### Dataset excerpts
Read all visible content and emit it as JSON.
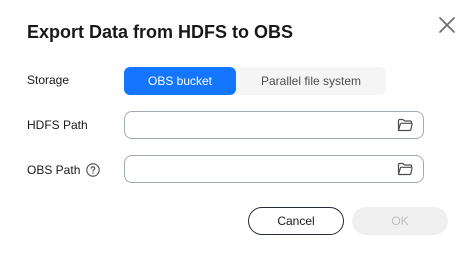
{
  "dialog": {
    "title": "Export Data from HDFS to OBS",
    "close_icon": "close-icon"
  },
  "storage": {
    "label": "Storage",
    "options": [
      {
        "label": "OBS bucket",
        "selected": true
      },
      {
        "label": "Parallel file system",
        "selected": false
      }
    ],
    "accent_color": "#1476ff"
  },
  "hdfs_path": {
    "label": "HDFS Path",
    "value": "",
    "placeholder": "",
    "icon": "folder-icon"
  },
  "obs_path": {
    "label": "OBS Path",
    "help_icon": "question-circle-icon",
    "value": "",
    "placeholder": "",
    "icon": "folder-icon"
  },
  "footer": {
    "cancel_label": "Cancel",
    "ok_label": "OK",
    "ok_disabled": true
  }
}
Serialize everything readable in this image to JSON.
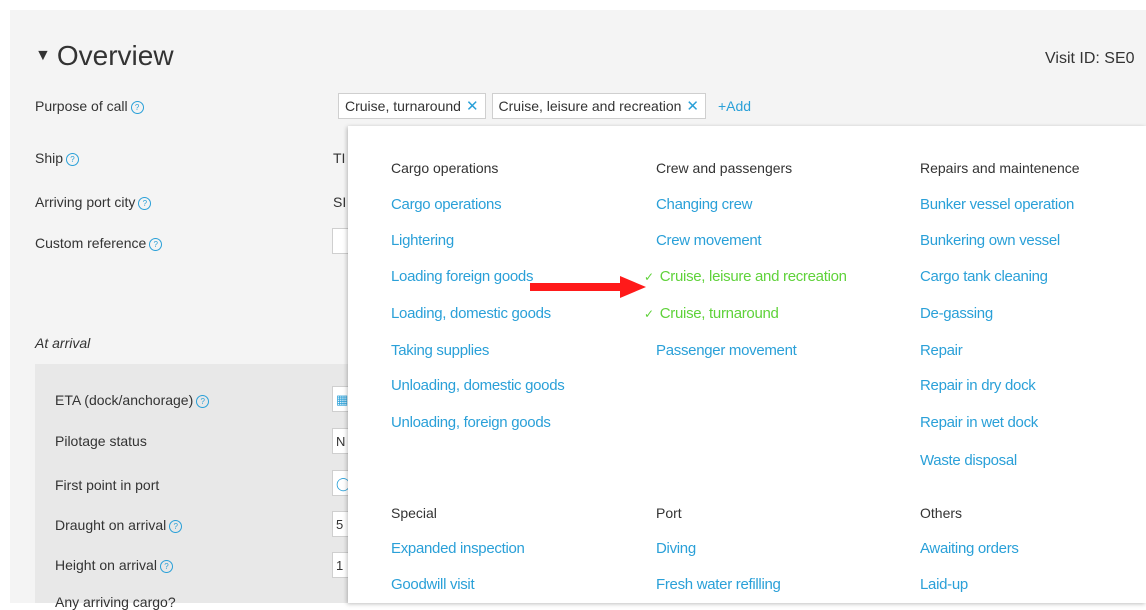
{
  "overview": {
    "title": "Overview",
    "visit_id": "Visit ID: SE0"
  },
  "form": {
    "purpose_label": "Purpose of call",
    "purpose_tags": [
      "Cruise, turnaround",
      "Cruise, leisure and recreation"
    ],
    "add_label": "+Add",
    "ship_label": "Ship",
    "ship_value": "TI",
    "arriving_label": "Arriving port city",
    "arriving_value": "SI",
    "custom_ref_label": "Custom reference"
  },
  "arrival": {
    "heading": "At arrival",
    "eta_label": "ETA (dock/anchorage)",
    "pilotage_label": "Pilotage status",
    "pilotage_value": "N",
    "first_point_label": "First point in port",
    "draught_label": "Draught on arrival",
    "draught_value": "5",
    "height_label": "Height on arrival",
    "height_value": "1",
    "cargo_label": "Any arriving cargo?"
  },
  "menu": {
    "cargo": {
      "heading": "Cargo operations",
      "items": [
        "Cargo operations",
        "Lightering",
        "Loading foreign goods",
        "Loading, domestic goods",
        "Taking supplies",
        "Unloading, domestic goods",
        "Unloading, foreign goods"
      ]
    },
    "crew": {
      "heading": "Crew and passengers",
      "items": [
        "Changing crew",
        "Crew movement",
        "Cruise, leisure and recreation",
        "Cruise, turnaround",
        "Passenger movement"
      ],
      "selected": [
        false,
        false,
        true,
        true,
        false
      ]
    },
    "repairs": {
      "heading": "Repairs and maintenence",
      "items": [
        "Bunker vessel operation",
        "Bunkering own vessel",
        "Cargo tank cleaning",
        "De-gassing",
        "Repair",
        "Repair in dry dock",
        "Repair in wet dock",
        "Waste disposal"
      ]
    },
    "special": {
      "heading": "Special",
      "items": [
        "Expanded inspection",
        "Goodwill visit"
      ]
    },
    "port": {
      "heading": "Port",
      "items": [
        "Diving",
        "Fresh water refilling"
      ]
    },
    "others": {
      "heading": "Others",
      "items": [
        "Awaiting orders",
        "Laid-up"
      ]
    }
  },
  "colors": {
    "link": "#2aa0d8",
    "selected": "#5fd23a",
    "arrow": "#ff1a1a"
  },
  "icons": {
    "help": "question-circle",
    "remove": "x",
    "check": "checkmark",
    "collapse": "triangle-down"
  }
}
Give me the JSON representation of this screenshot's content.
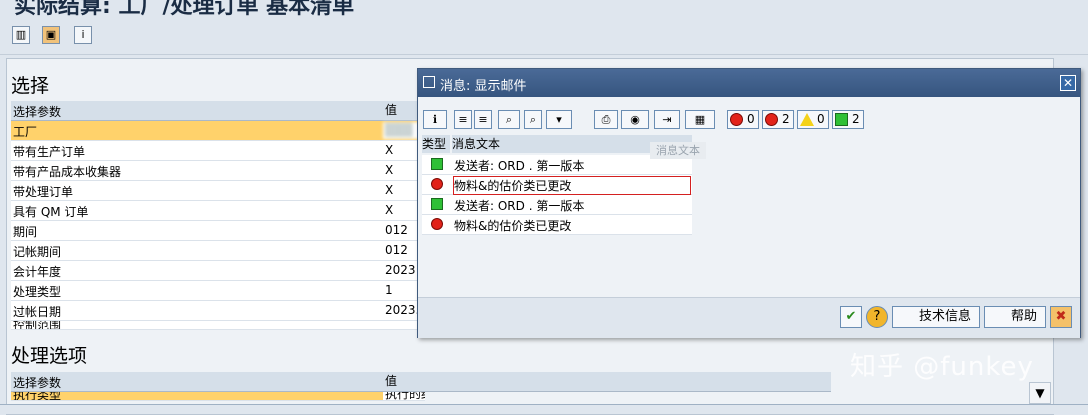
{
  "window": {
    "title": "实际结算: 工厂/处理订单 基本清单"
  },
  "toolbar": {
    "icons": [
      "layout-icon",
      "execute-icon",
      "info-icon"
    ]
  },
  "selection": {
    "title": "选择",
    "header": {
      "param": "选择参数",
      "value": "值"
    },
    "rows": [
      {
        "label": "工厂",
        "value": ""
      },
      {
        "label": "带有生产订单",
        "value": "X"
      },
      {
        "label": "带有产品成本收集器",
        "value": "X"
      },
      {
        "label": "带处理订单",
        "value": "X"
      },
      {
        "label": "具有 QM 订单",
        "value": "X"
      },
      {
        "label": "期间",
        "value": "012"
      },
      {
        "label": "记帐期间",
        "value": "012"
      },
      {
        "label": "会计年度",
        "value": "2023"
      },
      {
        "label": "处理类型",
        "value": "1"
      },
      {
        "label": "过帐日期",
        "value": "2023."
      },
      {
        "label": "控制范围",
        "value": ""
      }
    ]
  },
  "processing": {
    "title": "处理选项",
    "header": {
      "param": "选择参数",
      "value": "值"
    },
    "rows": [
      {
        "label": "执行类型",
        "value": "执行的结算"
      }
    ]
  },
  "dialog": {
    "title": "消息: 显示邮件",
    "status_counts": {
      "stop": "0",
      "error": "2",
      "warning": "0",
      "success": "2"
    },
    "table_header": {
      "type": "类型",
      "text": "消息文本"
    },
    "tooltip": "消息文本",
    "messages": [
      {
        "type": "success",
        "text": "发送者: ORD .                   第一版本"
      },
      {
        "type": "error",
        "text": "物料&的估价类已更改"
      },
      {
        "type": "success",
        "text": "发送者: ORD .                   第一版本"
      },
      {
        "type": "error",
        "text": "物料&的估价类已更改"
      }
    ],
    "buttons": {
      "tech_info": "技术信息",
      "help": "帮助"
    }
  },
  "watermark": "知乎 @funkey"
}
* * *
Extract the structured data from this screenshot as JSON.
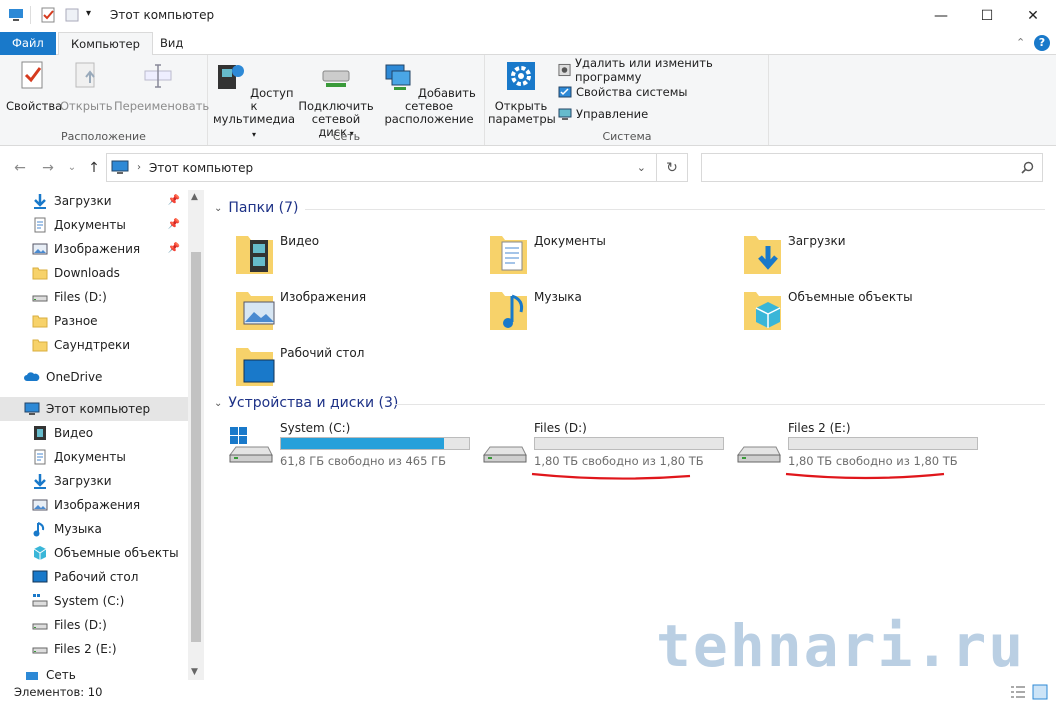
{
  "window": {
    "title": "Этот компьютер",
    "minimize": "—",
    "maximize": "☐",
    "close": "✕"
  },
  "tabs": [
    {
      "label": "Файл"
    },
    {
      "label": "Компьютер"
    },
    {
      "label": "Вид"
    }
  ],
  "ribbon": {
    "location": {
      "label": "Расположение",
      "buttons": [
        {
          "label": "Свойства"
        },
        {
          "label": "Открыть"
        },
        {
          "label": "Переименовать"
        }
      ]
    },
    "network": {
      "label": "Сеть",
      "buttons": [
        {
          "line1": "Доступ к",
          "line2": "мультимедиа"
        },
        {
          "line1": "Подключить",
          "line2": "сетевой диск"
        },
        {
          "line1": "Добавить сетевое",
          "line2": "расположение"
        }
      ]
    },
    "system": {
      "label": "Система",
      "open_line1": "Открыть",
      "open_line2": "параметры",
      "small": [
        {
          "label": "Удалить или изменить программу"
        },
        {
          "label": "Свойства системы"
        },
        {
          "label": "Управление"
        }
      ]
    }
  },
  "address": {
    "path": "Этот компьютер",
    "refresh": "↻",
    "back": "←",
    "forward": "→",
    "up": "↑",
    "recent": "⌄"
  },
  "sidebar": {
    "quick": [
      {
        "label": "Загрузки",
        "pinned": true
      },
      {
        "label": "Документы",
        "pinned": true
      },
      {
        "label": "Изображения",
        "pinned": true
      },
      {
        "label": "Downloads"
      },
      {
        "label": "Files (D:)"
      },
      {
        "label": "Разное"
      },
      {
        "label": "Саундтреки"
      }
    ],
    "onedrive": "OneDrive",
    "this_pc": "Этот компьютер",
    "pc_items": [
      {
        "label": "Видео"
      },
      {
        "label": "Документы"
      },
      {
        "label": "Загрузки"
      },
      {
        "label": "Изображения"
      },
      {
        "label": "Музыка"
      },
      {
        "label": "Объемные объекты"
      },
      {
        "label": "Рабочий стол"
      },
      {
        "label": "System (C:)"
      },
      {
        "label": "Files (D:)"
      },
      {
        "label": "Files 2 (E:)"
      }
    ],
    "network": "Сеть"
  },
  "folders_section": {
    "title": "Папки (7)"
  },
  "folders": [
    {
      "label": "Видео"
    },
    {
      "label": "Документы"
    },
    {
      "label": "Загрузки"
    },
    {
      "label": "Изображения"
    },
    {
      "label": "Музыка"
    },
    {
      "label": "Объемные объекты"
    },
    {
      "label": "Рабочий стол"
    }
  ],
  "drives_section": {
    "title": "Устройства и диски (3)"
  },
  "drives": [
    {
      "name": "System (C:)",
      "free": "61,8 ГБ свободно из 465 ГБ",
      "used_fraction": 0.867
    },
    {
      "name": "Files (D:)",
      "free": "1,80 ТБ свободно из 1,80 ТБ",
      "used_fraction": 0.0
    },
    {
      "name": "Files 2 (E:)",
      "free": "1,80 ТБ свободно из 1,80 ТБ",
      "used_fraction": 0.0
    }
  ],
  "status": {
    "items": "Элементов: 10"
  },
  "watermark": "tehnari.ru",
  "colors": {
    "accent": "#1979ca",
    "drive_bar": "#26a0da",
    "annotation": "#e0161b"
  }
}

### WHAT YOU SHOULD DO
Look through the entries and return every line where "question" appears.

### SOLUTION TO THE PROBLEM
    "help_icon": "question-circle-icon",
    "help": "question-circle",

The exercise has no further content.